Scan the entries below and extract each line with the word "text" in it.

_Recorded data:_
============

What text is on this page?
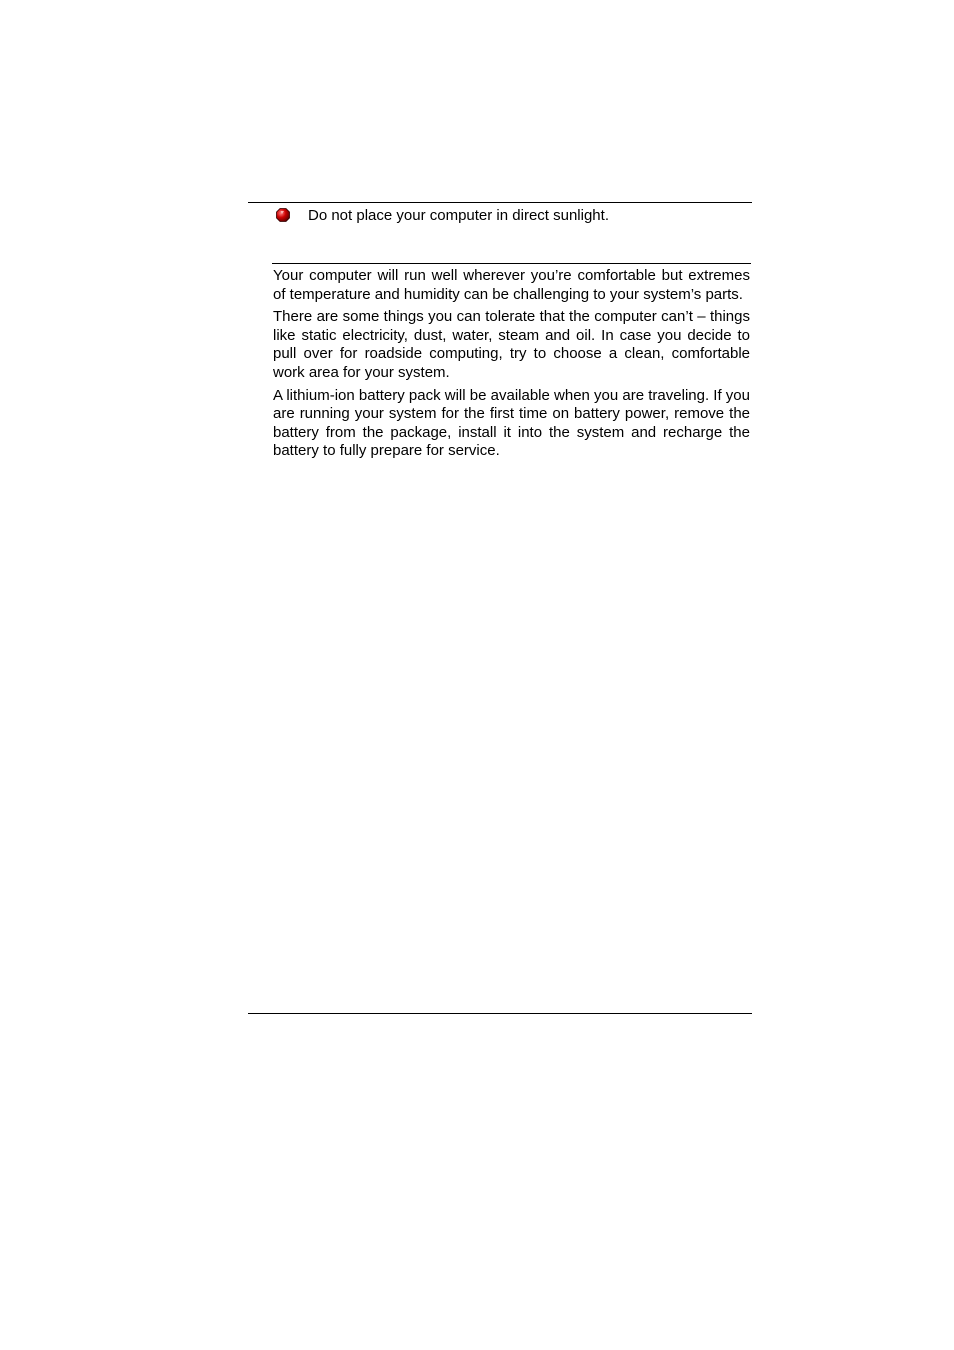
Do not place your computer in direct sunlight.

Your computer will run well wherever you’re comfortable but extremes of temperature and humidity can be challenging to your system’s parts.

There are some things you can tolerate that the computer can’t – things like static electricity, dust, water, steam and oil. In case you decide to pull over for roadside computing, try to choose a clean, comfortable work area for your system.

A lithium-ion battery pack will be available when you are traveling. If you are running your system for the first time on battery power, remove the battery from the package, install it into the system and recharge the battery to fully prepare for service.
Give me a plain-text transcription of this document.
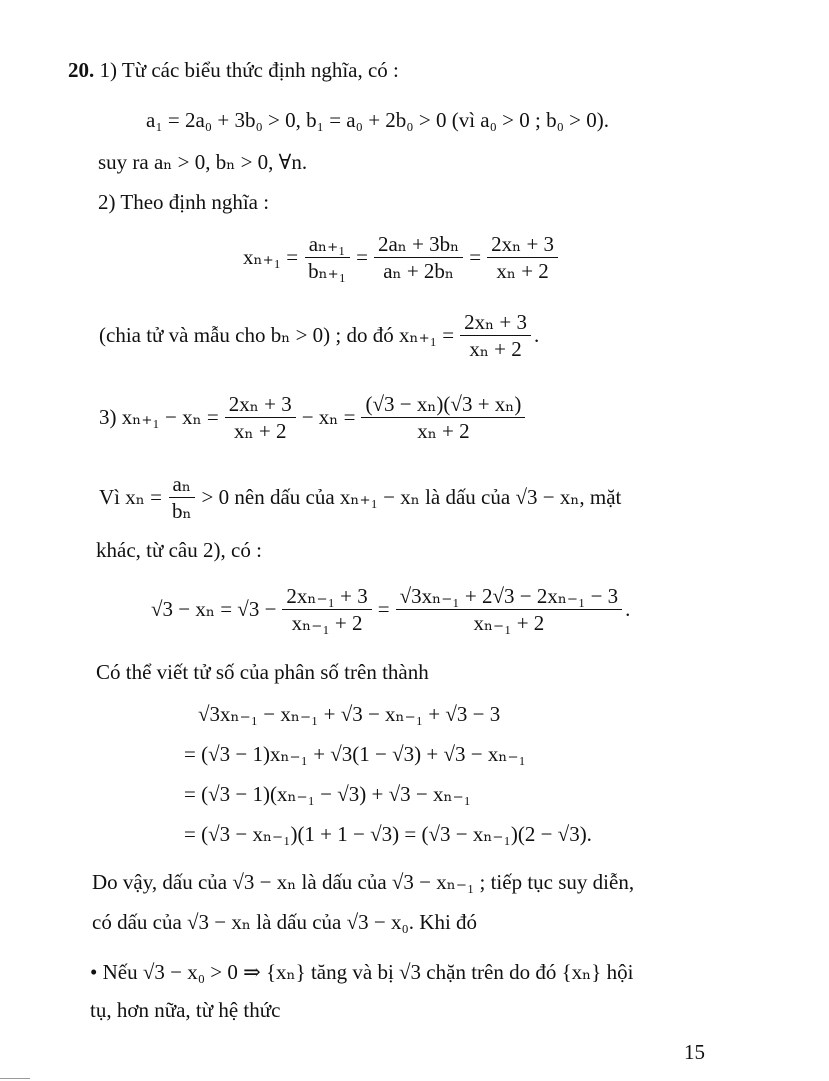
20. 1) Từ các biểu thức định nghĩa, có :
a₁ = 2a₀ + 3b₀ > 0, b₁ = a₀ + 2b₀ > 0 (vì a₀ > 0 ; b₀ > 0).
suy ra aₙ > 0, bₙ > 0, ∀n.
2) Theo định nghĩa :
$x_{n+1} = \frac{\text{aₙ₊₁}}{\text{bₙ₊₁}} = \frac{\text{2aₙ + 3bₙ}}{\text{aₙ + 2bₙ}} = \frac{\text{2xₙ + 3}}{\text{xₙ + 2}}$
(chia tử và mẫu cho bₙ > 0) ; do đó $x_{n+1} = \frac{\text{2xₙ + 3}}{\text{xₙ + 2}}$ .
3) $x_{n+1} - x_n = \frac{\text{2xₙ + 3}}{\text{xₙ + 2}} - x_n = \frac{\text{(√3 − xₙ)(√3 + xₙ)}}{\text{xₙ + 2}}$
Vì $x_n = \frac{\text{aₙ}}{\text{bₙ}} > 0$ nên dấu của xₙ₊₁ − xₙ là dấu của √3 − xₙ, mặt
khác, từ câu 2), có :
$√3 - x_n = √3 - \frac{\text{2xₙ₋₁ + 3}}{\text{xₙ₋₁ + 2}} = \frac{\text{√3xₙ₋₁ + 2√3 − 2xₙ₋₁ − 3}}{\text{xₙ₋₁ + 2}}$ .
Có thể viết tử số của phân số trên thành
√3xₙ₋₁ − xₙ₋₁ + √3 − xₙ₋₁ + √3 − 3
= (√3 − 1)xₙ₋₁ + √3(1 − √3) + √3 − xₙ₋₁
= (√3 − 1)(xₙ₋₁ − √3) + √3 − xₙ₋₁
= (√3 − xₙ₋₁)(1 + 1 − √3) = (√3 − xₙ₋₁)(2 − √3).
Do vậy, dấu của √3 − xₙ là dấu của √3 − xₙ₋₁ ; tiếp tục suy diễn,
có dấu của √3 − xₙ là dấu của √3 − x₀. Khi đó
• Nếu √3 − x₀ > 0 ⇒ {xₙ} tăng và bị √3 chặn trên do đó {xₙ} hội
tụ, hơn nữa, từ hệ thức
15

============

_Result for this task:_
What text is on this page?
Give me a plain-text transcription of this document.
$x_{n+1} = \frac{\text{aₙ₊₁}}{\text{bₙ₊₁}} = \frac{\text{2aₙ + 3bₙ}}{\text{aₙ + 2bₙ}} = \frac{\text{2xₙ + 3}}{\text{xₙ + 2}}$
(chia tử và mẫu cho bₙ > 0) ; do đó $x_{n+1} = \frac{\text{2xₙ + 3}}{\text{xₙ + 2}}$ .
3) $x_{n+1} - x_n = \frac{\text{2xₙ + 3}}{\text{xₙ + 2}} - x_n = \frac{\text{(√3 − xₙ)(√3 + xₙ)}}{\text{xₙ + 2}}$
Vì $x_n = \frac{\text{aₙ}}{\text{bₙ}} > 0$ nên dấu của xₙ₊₁ − xₙ là dấu của √3 − xₙ, mặt
$√3 - x_n = √3 - \frac{\text{2xₙ₋₁ + 3}}{\text{xₙ₋₁ + 2}} = \frac{\text{√3xₙ₋₁ + 2√3 − 2xₙ₋₁ − 3}}{\text{xₙ₋₁ + 2}}$ .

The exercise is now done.